Raw records:
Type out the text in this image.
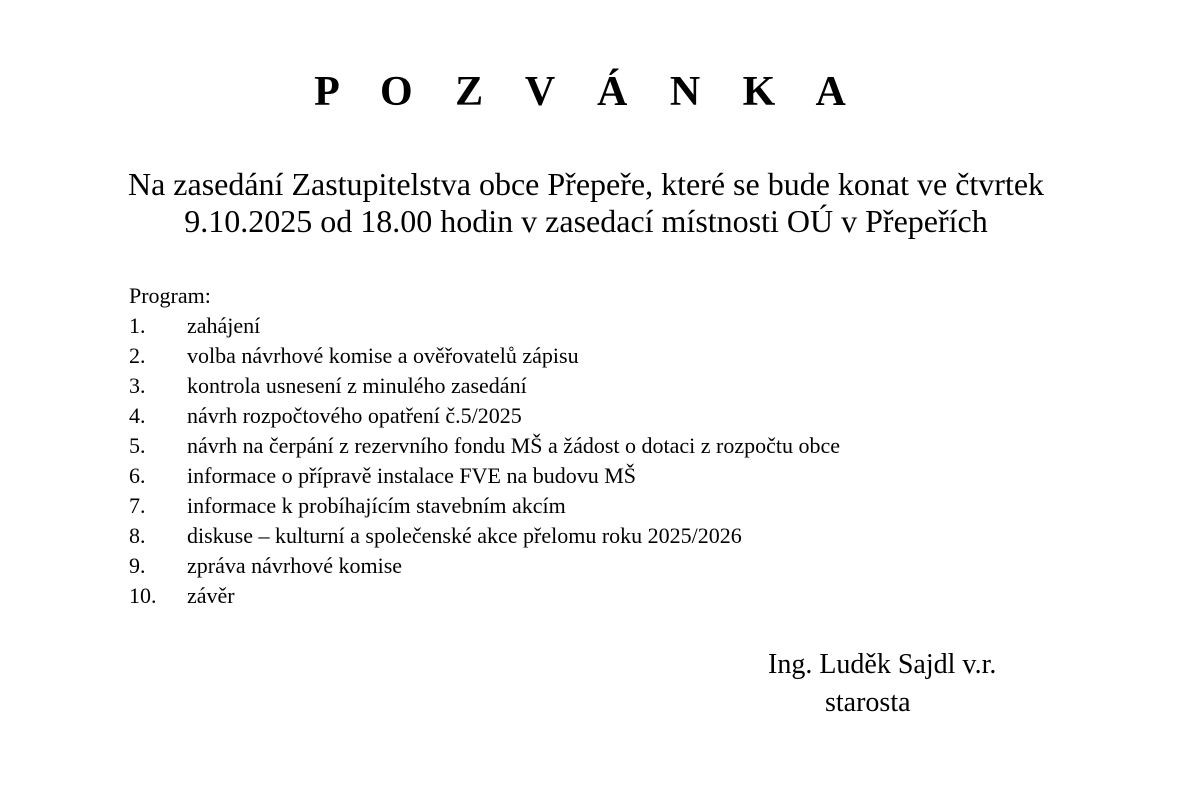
P O Z V Á N K A
Na zasedání Zastupitelstva obce Přepeře, které se bude konat ve čtvrtek
9.10.2025 od 18.00 hodin v zasedací místnosti OÚ v Přepeřích
Program:
1.	zahájení
2.	volba návrhové komise a ověřovatelů zápisu
3.	kontrola usnesení z minulého zasedání
4.	návrh rozpočtového opatření č.5/2025
5.	návrh na čerpání z rezervního fondu MŠ a žádost o dotaci z rozpočtu obce
6.	informace o přípravě instalace FVE na budovu MŠ
7.	informace k probíhajícím stavebním akcím
8.	diskuse – kulturní a společenské akce přelomu roku 2025/2026
9.	zpráva návrhové komise
10.	závěr
Ing. Luděk Sajdl v.r.
starosta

Problem to solve:
Images in the records should not be copied. Repeat all the rest exactly.

Full solution:
Type out the text in this image.
P O Z V Á N K A
Na zasedání Zastupitelstva obce Přepeře, které se bude konat ve čtvrtek
9.10.2025 od 18.00 hodin v zasedací místnosti OÚ v Přepeřích
Program:
1.	zahájení
2.	volba návrhové komise a ověřovatelů zápisu
3.	kontrola usnesení z minulého zasedání
4.	návrh rozpočtového opatření č.5/2025
5.	návrh na čerpání z rezervního fondu MŠ a žádost o dotaci z rozpočtu obce
6.	informace o přípravě instalace FVE na budovu MŠ
7.	informace k probíhajícím stavebním akcím
8.	diskuse – kulturní a společenské akce přelomu roku 2025/2026
9.	zpráva návrhové komise
10.	závěr
Ing. Luděk Sajdl v.r.
starosta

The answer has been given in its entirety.